- [GOAL]:
Can you reproduce the whole passage below about startups and PMF, word for word?

Many startups fail before PMF ever happens.
In fact, I believe they fail because they never achieve PMF.
Further, I believe that the life of any startup can be divided into two parts: before PMF ("BPMF") and after PMF ("APMF").
When you're BPMF, focus obsessively on getting to PMF.
Do whatever is required to get to PMF. Including changing out people, rewriting the product, moving into a different market, telling customers yes when you don't want to, telling customers no when you do want to, raising that fourth round of highly dilutive venture capital—whatever is required.
When you get right down to it, you can ignore almost everything else.
I'm not suggesting that you do ignore everything else—just that from what I've seen in successful startups, you can.
Whenever you see a successful startup, you see one that has achieved PMF—and usually along the way screwed up all kinds of other things, from channel model to product development methodology to marketing plan to press relations to compensation policies to the CEO sleeping with the venture capitalist. And the startup is still successful.

- [ENTRIES SUPPLIED]:
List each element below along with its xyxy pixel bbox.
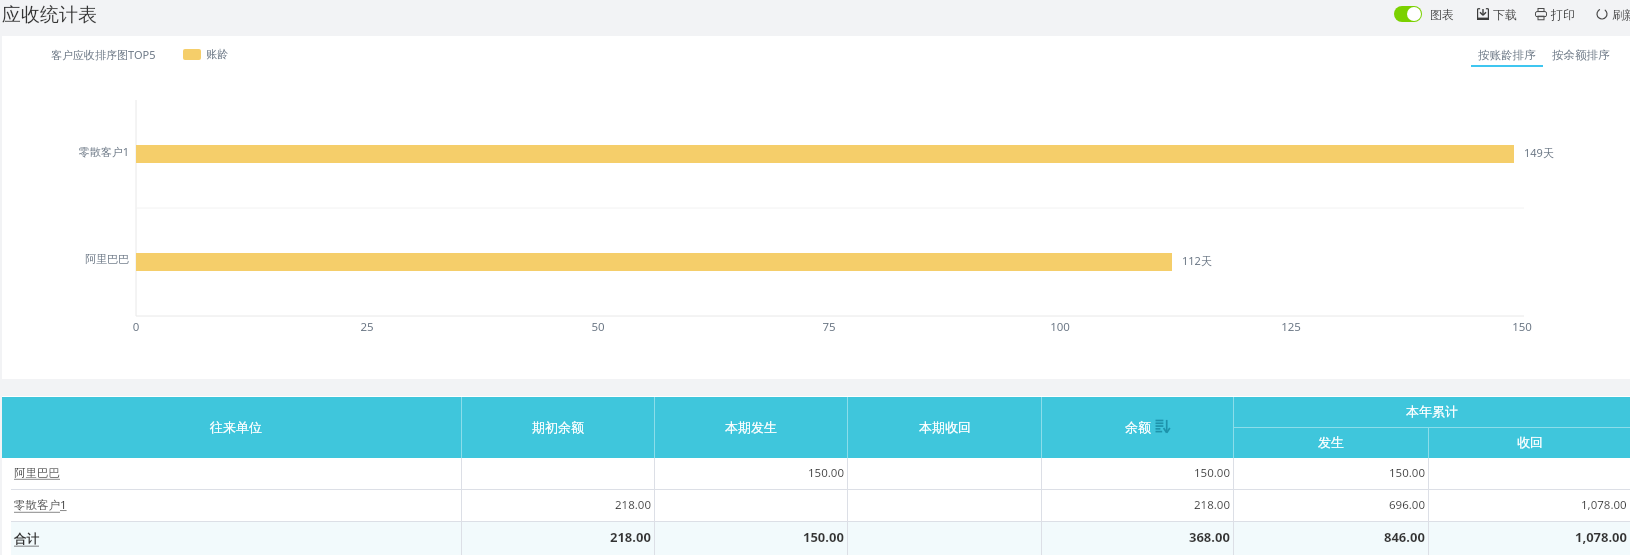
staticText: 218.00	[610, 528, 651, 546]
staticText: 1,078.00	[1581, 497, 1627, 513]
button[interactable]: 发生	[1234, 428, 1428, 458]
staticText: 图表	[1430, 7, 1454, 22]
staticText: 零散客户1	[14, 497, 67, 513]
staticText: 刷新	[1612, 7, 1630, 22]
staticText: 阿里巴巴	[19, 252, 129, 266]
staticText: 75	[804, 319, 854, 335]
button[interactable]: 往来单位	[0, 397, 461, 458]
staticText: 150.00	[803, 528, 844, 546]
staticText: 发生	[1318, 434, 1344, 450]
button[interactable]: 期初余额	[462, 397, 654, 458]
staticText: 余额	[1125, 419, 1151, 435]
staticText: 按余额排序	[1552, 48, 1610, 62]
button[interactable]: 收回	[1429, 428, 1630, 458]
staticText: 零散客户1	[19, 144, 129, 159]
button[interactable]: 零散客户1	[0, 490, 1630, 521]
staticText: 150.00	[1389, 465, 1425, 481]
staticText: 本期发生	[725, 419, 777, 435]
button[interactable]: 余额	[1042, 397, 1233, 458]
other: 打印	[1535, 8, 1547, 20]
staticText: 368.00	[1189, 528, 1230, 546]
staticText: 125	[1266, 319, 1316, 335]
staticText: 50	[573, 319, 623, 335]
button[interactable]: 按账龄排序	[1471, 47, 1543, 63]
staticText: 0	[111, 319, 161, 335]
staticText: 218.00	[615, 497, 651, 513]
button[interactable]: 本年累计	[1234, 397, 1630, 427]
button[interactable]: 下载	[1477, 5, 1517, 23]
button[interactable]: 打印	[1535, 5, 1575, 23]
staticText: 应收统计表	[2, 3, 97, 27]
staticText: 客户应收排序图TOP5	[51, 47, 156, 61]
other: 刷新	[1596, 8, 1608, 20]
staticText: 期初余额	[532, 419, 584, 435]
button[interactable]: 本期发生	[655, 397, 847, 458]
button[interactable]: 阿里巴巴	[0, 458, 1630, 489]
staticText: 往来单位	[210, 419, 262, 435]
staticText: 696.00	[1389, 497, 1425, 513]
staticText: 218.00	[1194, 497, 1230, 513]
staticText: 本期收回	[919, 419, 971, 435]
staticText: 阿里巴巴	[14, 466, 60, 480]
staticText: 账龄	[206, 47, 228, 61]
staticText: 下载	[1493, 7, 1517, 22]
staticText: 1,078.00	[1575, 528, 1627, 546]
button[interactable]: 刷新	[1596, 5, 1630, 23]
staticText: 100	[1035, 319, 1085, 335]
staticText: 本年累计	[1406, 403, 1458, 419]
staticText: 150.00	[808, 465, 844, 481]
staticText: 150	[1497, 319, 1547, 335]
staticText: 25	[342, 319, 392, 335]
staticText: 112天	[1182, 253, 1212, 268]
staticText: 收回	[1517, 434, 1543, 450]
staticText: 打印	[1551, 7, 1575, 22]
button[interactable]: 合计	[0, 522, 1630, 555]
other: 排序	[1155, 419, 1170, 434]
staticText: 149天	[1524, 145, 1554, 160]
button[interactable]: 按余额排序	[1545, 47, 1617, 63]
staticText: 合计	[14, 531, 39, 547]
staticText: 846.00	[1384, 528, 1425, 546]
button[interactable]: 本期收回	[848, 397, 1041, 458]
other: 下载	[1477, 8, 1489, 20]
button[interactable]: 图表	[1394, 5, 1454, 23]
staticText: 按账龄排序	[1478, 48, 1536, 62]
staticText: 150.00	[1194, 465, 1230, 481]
==
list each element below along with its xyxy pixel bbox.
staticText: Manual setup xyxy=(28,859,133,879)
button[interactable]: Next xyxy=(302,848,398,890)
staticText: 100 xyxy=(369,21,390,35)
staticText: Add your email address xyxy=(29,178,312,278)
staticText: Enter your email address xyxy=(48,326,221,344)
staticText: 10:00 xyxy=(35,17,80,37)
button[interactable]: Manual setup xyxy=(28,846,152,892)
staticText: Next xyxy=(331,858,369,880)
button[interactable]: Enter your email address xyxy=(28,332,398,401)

- [OUTPUT FOR THIS TASK]:
Many startups fail before PMF ever happens.
In fact, I believe they fail because they never achieve PMF.
Further, I believe that the life of any startup can be divided into two parts: before PMF ("BPMF") and after PMF ("APMF").
When you're BPMF, focus obsessively on getting to PMF.
Do whatever is required to get to PMF. Including changing out people, rewriting the product, moving into a different market, telling customers yes when you don't want to, telling customers no when you do want to, raising that fourth round of highly dilutive venture capital—whatever is required.
When you get right down to it, you can ignore almost everything else.
I'm not suggesting that you do ignore everything else—just that from what I've seen in successful startups, you can.
Whenever you see a successful startup, you see one that has achieved PMF—and usually along the way screwed up all kinds of other things, from channel model to product development methodology to marketing plan to press relations to compensation policies to the CEO sleeping with the venture capitalist. And the startup is still successful.